Start of Records for this exercise

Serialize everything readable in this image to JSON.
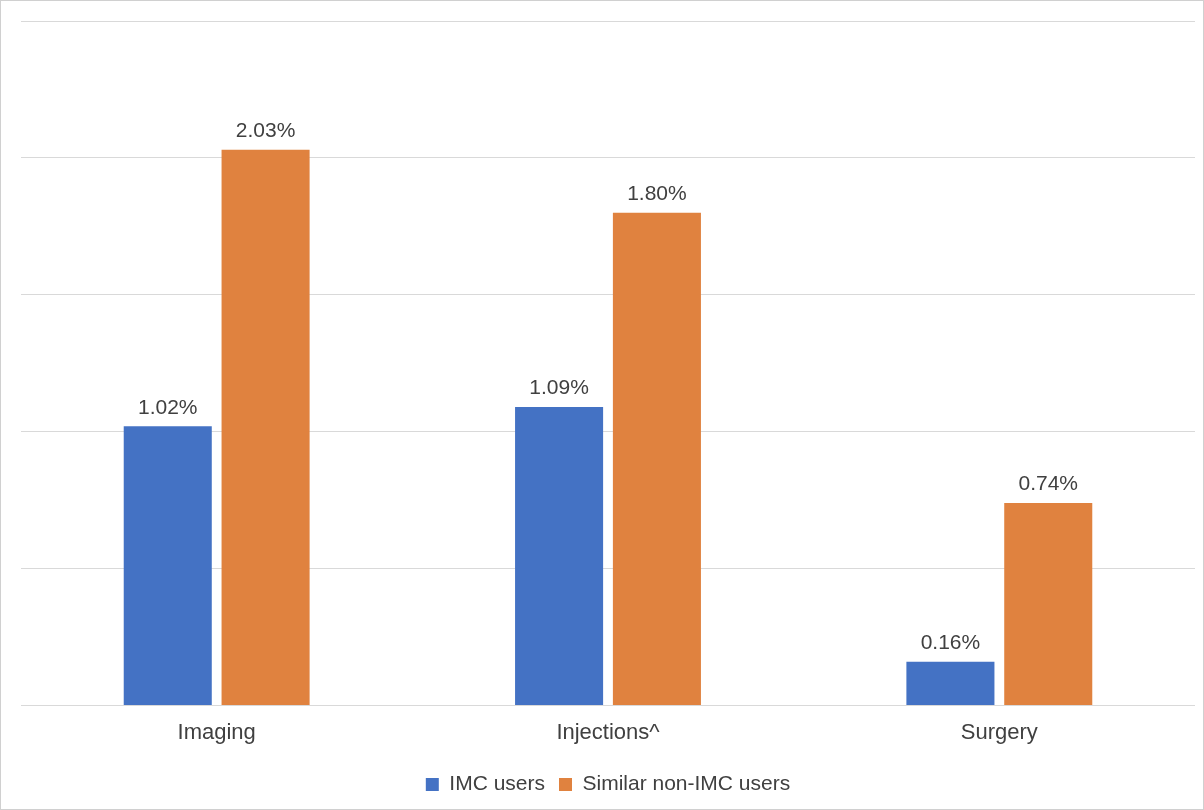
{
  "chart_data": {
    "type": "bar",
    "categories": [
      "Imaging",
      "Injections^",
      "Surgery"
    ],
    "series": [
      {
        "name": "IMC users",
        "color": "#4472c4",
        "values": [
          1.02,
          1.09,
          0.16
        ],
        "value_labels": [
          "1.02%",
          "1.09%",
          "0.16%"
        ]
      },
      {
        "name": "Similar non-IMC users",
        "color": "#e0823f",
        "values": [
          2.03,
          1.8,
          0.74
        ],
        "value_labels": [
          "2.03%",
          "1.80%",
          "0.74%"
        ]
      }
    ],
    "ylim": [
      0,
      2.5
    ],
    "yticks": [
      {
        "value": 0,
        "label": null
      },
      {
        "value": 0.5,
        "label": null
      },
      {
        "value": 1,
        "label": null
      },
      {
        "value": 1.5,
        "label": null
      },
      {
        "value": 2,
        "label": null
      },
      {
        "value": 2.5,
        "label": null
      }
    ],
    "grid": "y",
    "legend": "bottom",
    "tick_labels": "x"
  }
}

End of Records for this exercise

• **What needs to be done**:
Search the listing for the string "users". Copy each line where it turns up.

• **Answer to the task**:
        "name": "IMC users",
        "name": "Similar non-IMC users",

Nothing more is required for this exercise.